Figure data in JSON
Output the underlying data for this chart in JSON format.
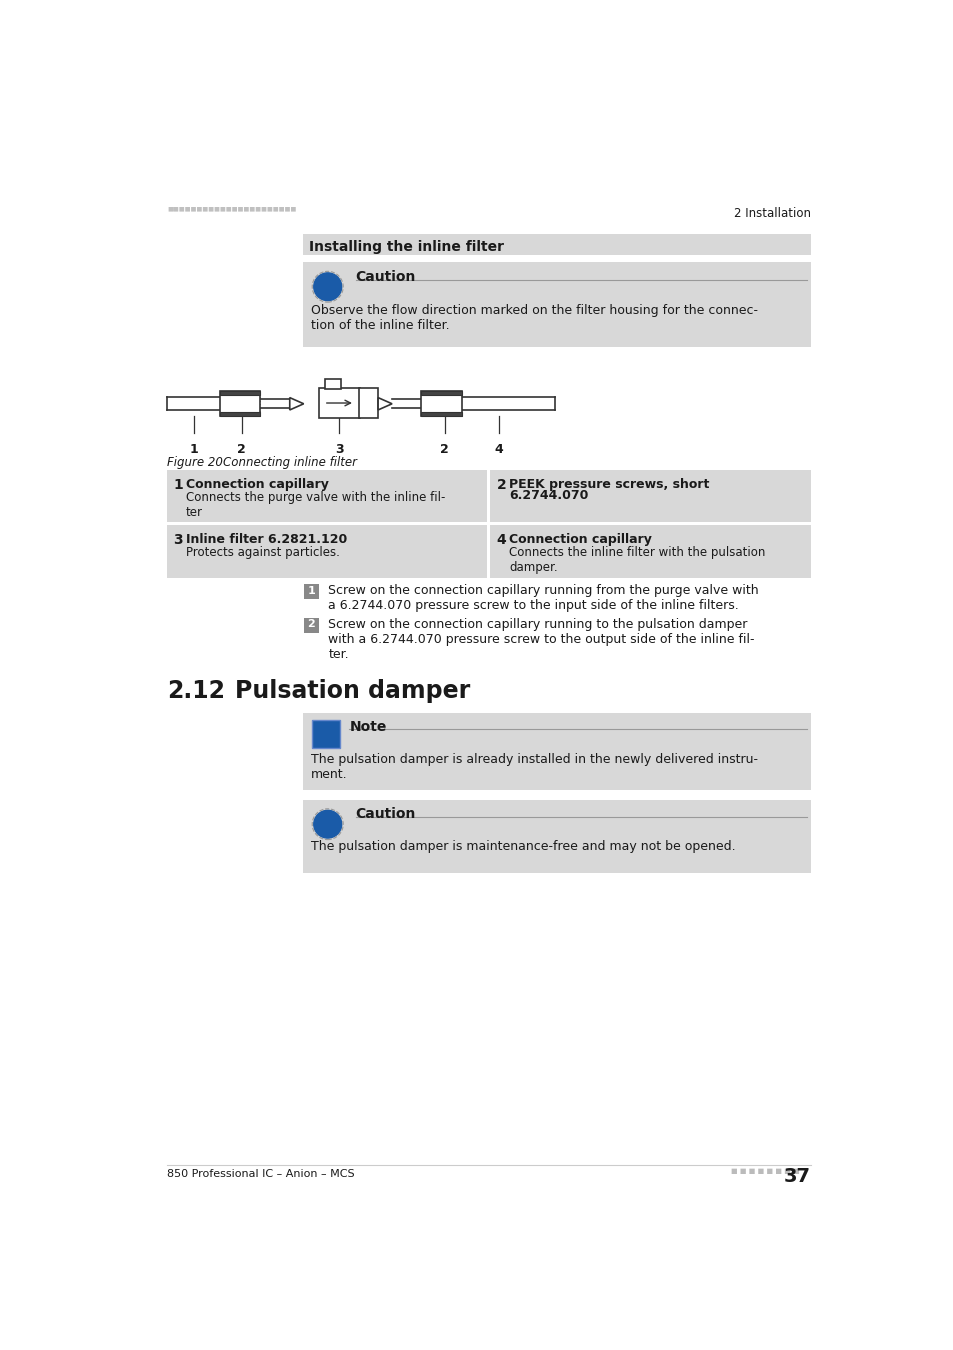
{
  "page_bg": "#ffffff",
  "text_color": "#1a1a1a",
  "header_right_text": "2 Installation",
  "footer_left_text": "850 Professional IC – Anion – MCS",
  "footer_right_text": "37",
  "section_title": "Installing the inline filter",
  "caution_icon_color": "#1a5ba8",
  "caution_title": "Caution",
  "caution_text": "Observe the flow direction marked on the filter housing for the connec-\ntion of the inline filter.",
  "note_icon_color": "#1a5ba8",
  "note_title": "Note",
  "note_text": "The pulsation damper is already installed in the newly delivered instru-\nment.",
  "caution2_title": "Caution",
  "caution2_text": "The pulsation damper is maintenance-free and may not be opened.",
  "figure_caption": "Figure 20",
  "figure_caption2": "Connecting inline filter",
  "table_bg": "#d8d8d8",
  "table_items": [
    {
      "num": "1",
      "title": "Connection capillary",
      "desc": "Connects the purge valve with the inline fil-\nter"
    },
    {
      "num": "2",
      "title": "PEEK pressure screws, short",
      "title2": "6.2744.070",
      "desc": ""
    },
    {
      "num": "3",
      "title": "Inline filter 6.2821.120",
      "desc": "Protects against particles."
    },
    {
      "num": "4",
      "title": "Connection capillary",
      "desc": "Connects the inline filter with the pulsation\ndamper."
    }
  ],
  "step1_text": "Screw on the connection capillary running from the purge valve with\na 6.2744.070 pressure screw to the input side of the inline filters.",
  "step2_text": "Screw on the connection capillary running to the pulsation damper\nwith a 6.2744.070 pressure screw to the output side of the inline fil-\nter.",
  "section2_title": "2.12",
  "section2_title2": "Pulsation damper",
  "box_bg": "#d8d8d8",
  "header_dot_color": "#bbbbbb",
  "footer_dot_color": "#bbbbbb"
}
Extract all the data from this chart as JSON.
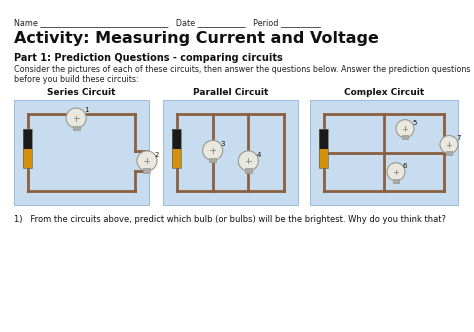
{
  "title": "Activity: Measuring Current and Voltage",
  "name_line": "Name ________________________________   Date ____________   Period __________",
  "part1_title": "Part 1: Prediction Questions - comparing circuits",
  "desc1": "Consider the pictures of each of these circuits, then answer the questions below. Answer the prediction questions",
  "desc2": "before you build these circuits:",
  "circuit_labels": [
    "Series Circuit",
    "Parallel Circuit",
    "Complex Circuit"
  ],
  "question": "1)   From the circuits above, predict which bulb (or bulbs) will be the brightest. Why do you think that?",
  "bg_color": "#ffffff",
  "circuit_bg": "#c8dcf0",
  "wire_color": "#8B6040",
  "battery_dark": "#1a1a1a",
  "battery_gold": "#d4900a",
  "bulb_fill": "#e8e8e0",
  "bulb_edge": "#999988"
}
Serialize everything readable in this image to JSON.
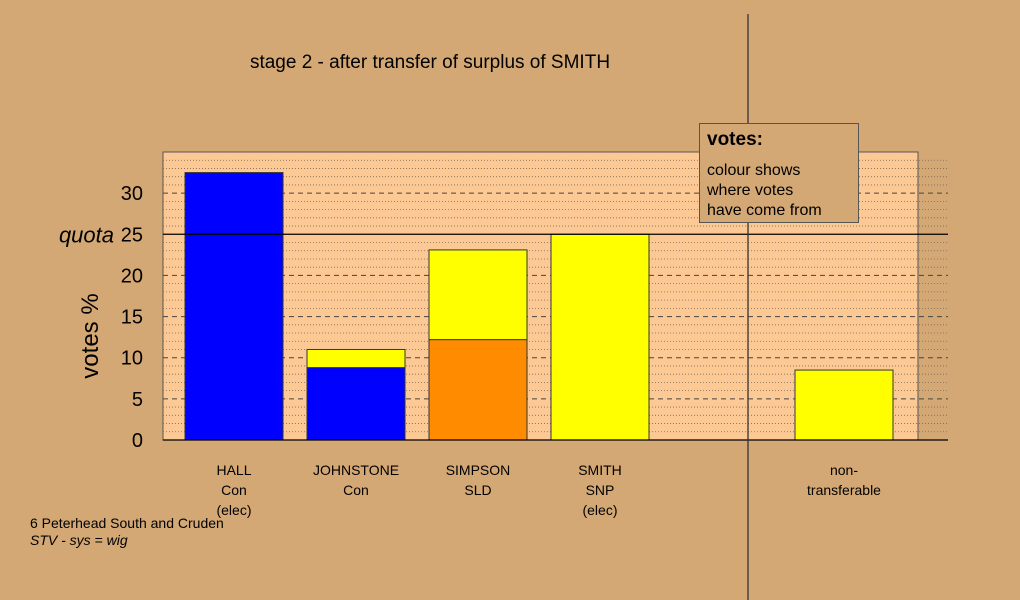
{
  "chart_data": {
    "type": "bar",
    "title": "stage 2 - after transfer of surplus of SMITH",
    "ylabel": "votes %",
    "ylim": [
      0,
      35
    ],
    "yticks": [
      0,
      5,
      10,
      15,
      20,
      25,
      30
    ],
    "quota_label": "quota",
    "quota": 25,
    "grid": true,
    "categories": [
      [
        "HALL",
        "Con",
        "(elec)"
      ],
      [
        "JOHNSTONE",
        "Con"
      ],
      [
        "SIMPSON",
        "SLD"
      ],
      [
        "SMITH",
        "SNP",
        "(elec)"
      ],
      [
        "non-",
        "transferable"
      ]
    ],
    "bars": [
      {
        "segments": [
          {
            "value": 32.5,
            "color": "#0000ff"
          }
        ]
      },
      {
        "segments": [
          {
            "value": 8.8,
            "color": "#0000ff"
          },
          {
            "value": 2.2,
            "color": "#ffff00"
          }
        ]
      },
      {
        "segments": [
          {
            "value": 12.2,
            "color": "#ff8c00"
          },
          {
            "value": 10.9,
            "color": "#ffff00"
          }
        ]
      },
      {
        "segments": [
          {
            "value": 25.0,
            "color": "#ffff00"
          }
        ]
      },
      {
        "segments": [
          {
            "value": 8.5,
            "color": "#ffff00"
          }
        ]
      }
    ],
    "legend": {
      "heading": "votes:",
      "lines": [
        "colour shows",
        "where votes",
        "have come from"
      ],
      "placement": "top-right"
    }
  },
  "footer": {
    "constituency": "6 Peterhead South and Cruden",
    "system": "STV - sys = wig"
  }
}
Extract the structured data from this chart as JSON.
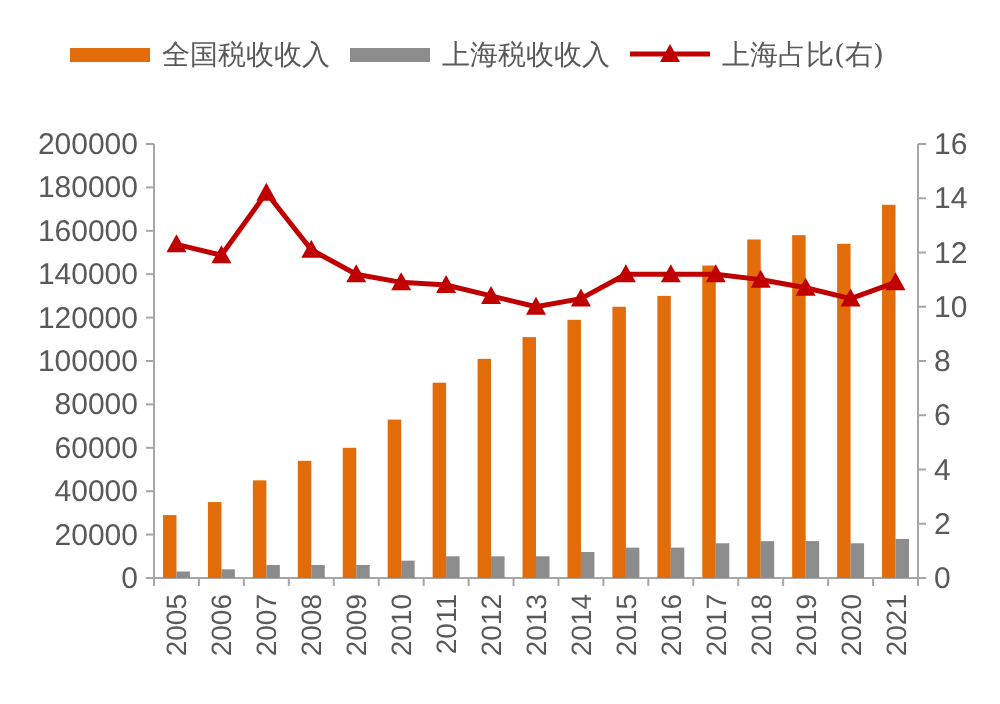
{
  "chart_data": {
    "type": "bar",
    "categories": [
      "2005",
      "2006",
      "2007",
      "2008",
      "2009",
      "2010",
      "2011",
      "2012",
      "2013",
      "2014",
      "2015",
      "2016",
      "2017",
      "2018",
      "2019",
      "2020",
      "2021"
    ],
    "series": [
      {
        "name": "全国税收收入",
        "color": "#e36c0a",
        "values": [
          29000,
          35000,
          45000,
          54000,
          60000,
          73000,
          90000,
          101000,
          111000,
          119000,
          125000,
          130000,
          144000,
          156000,
          158000,
          154000,
          172000
        ]
      },
      {
        "name": "上海税收收入",
        "color": "#8c8c8c",
        "values": [
          3000,
          4000,
          6000,
          6000,
          6000,
          8000,
          10000,
          10000,
          10000,
          12000,
          14000,
          14000,
          16000,
          17000,
          17000,
          16000,
          18000
        ]
      },
      {
        "name": "上海占比(右)",
        "type": "line",
        "axis": "y2",
        "color": "#c00000",
        "marker": "triangle",
        "values": [
          12.3,
          11.9,
          14.2,
          12.1,
          11.2,
          10.9,
          10.8,
          10.4,
          10.0,
          10.3,
          11.2,
          11.2,
          11.2,
          11.0,
          10.7,
          10.3,
          10.9
        ]
      }
    ],
    "ylim": [
      0,
      200000
    ],
    "yticks": [
      0,
      20000,
      40000,
      60000,
      80000,
      100000,
      120000,
      140000,
      160000,
      180000,
      200000
    ],
    "y2lim": [
      0,
      16
    ],
    "y2ticks": [
      0,
      2,
      4,
      6,
      8,
      10,
      12,
      14,
      16
    ],
    "grid": false,
    "legend": "top"
  }
}
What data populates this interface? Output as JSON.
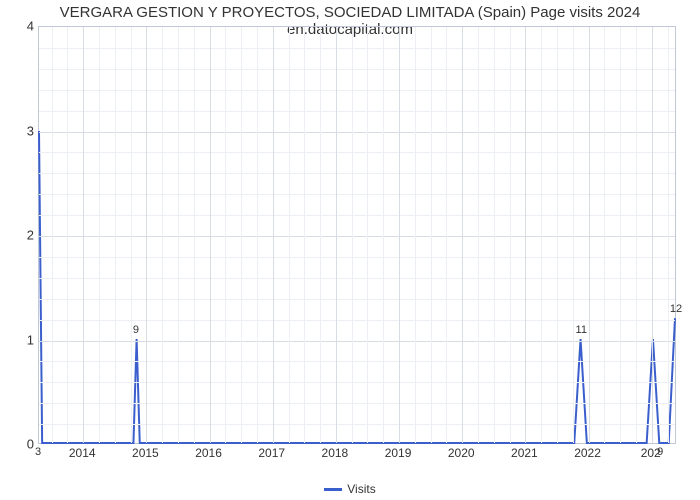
{
  "title": "VERGARA GESTION Y PROYECTOS, SOCIEDAD LIMITADA (Spain) Page visits 2024 en.datocapital.com",
  "chart": {
    "type": "line",
    "background_color": "#ffffff",
    "grid_major_color": "#d8dde4",
    "grid_minor_color": "#eceff3",
    "border_color": "#bfc8d4",
    "line_color": "#3a5fcd",
    "line_width": 2,
    "title_fontsize": 15,
    "tick_fontsize": 13,
    "x_tick_fontsize": 12,
    "point_label_fontsize": 11,
    "ylim": [
      0,
      4
    ],
    "ytick_step": 1,
    "y_minor_per_major": 4,
    "xlim": [
      2013.3,
      2023.4
    ],
    "x_ticks": [
      2014,
      2015,
      2016,
      2017,
      2018,
      2019,
      2020,
      2021,
      2022,
      2023
    ],
    "x_last_tick_label": "202",
    "x_minor_per_year": 3,
    "series": {
      "name": "Visits",
      "x": [
        2013.3,
        2013.35,
        2013.45,
        2014.8,
        2014.85,
        2014.9,
        2021.8,
        2021.9,
        2022.0,
        2022.95,
        2023.05,
        2023.15,
        2023.3,
        2023.4
      ],
      "y": [
        3.0,
        0.0,
        0.0,
        0.0,
        1.0,
        0.0,
        0.0,
        1.0,
        0.0,
        0.0,
        1.0,
        0.0,
        0.0,
        1.2
      ],
      "labels": [
        "3",
        "",
        "",
        "",
        "9",
        "",
        "",
        "11",
        "",
        "",
        "",
        "9",
        "",
        "12"
      ]
    }
  },
  "legend": {
    "label": "Visits"
  }
}
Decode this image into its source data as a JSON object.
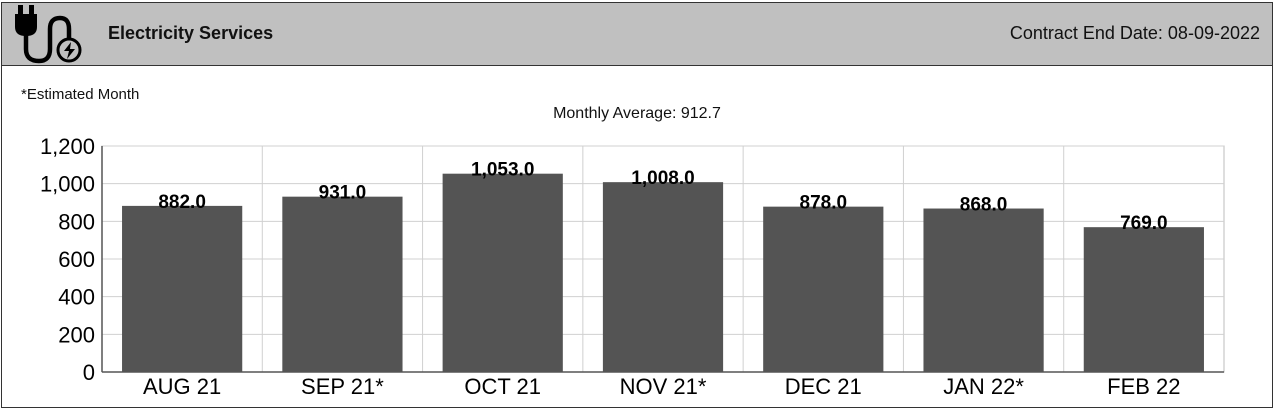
{
  "header": {
    "title": "Electricity Services",
    "contract_end": "Contract End Date: 08-09-2022",
    "icon": "electric-plug-icon"
  },
  "note": "*Estimated Month",
  "colors": {
    "bar": "#545454",
    "header_bg": "#c0c0c0",
    "grid": "#d0d0d0"
  },
  "chart_data": {
    "type": "bar",
    "title": "Monthly Average: 912.7",
    "categories": [
      "AUG 21",
      "SEP 21*",
      "OCT 21",
      "NOV 21*",
      "DEC 21",
      "JAN 22*",
      "FEB 22"
    ],
    "values": [
      882.0,
      931.0,
      1053.0,
      1008.0,
      878.0,
      868.0,
      769.0
    ],
    "value_labels": [
      "882.0",
      "931.0",
      "1,053.0",
      "1,008.0",
      "878.0",
      "868.0",
      "769.0"
    ],
    "ylim": [
      0,
      1200
    ],
    "yticks": [
      0,
      200,
      400,
      600,
      800,
      1000,
      1200
    ],
    "ytick_labels": [
      "0",
      "200",
      "400",
      "600",
      "800",
      "1,000",
      "1,200"
    ],
    "grid": true,
    "xlabel": "",
    "ylabel": ""
  }
}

### [JOB]
Identify each line holding the string "SMITH", and copy it out.

### [OUTPUT BELOW]
    "title": "stage 2 - after transfer of surplus of SMITH",
        "SMITH",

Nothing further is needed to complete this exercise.